STATED TASK: Every line of the data must be copied exactly.

(Collected data)
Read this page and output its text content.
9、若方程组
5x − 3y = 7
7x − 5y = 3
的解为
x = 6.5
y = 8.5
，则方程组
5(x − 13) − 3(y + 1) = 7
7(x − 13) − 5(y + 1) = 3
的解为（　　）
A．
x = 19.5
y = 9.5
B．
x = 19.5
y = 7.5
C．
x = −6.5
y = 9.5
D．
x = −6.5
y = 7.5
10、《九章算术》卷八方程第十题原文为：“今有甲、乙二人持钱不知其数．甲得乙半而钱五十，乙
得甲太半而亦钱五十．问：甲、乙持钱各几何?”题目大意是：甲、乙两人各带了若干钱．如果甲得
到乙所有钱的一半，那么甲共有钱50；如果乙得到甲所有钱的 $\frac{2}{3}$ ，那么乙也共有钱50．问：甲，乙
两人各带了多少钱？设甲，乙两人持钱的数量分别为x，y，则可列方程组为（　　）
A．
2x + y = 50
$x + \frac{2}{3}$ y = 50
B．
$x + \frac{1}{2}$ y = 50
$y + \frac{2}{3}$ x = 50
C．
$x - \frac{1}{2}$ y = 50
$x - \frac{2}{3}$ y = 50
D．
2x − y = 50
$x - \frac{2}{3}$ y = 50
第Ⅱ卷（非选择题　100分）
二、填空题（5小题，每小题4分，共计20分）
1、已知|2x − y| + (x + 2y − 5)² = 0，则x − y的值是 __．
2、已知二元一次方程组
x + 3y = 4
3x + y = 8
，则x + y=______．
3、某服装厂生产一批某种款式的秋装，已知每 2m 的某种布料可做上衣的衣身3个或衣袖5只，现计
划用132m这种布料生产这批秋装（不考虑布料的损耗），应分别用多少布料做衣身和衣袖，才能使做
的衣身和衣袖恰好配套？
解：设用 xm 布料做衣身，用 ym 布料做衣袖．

CORRECT ANSWER:
Read this page and output its text content.
9、若方程组
5x − 3y = 7
7x − 5y = 3
的解为
x = 6.5
y = 8.5
，则方程组
5(x − 13) − 3(y + 1) = 7
7(x − 13) − 5(y + 1) = 3
的解为（　　）
A．
x = 19.5
y = 9.5
B．
x = 19.5
y = 7.5
C．
x = −6.5
y = 9.5
D．
x = −6.5
y = 7.5
10、《九章算术》卷八方程第十题原文为：“今有甲、乙二人持钱不知其数．甲得乙半而钱五十，乙
得甲太半而亦钱五十．问：甲、乙持钱各几何?”题目大意是：甲、乙两人各带了若干钱．如果甲得
到乙所有钱的一半，那么甲共有钱50；如果乙得到甲所有钱的 $\frac{2}{3}$ ，那么乙也共有钱50．问：甲，乙
两人各带了多少钱？设甲，乙两人持钱的数量分别为x，y，则可列方程组为（　　）
A．
2x + y = 50
$x + \frac{2}{3}$ y = 50
B．
$x + \frac{1}{2}$ y = 50
$y + \frac{2}{3}$ x = 50
C．
$x - \frac{1}{2}$ y = 50
$x - \frac{2}{3}$ y = 50
D．
2x − y = 50
$x - \frac{2}{3}$ y = 50
第Ⅱ卷（非选择题　100分）
二、填空题（5小题，每小题4分，共计20分）
1、已知|2x − y| + (x + 2y − 5)² = 0，则x − y的值是 __．
2、已知二元一次方程组
x + 3y = 4
3x + y = 8
，则x + y=______．
3、某服装厂生产一批某种款式的秋装，已知每 2m 的某种布料可做上衣的衣身3个或衣袖5只，现计
划用132m这种布料生产这批秋装（不考虑布料的损耗），应分别用多少布料做衣身和衣袖，才能使做
的衣身和衣袖恰好配套？
解：设用 xm 布料做衣身，用 ym 布料做衣袖．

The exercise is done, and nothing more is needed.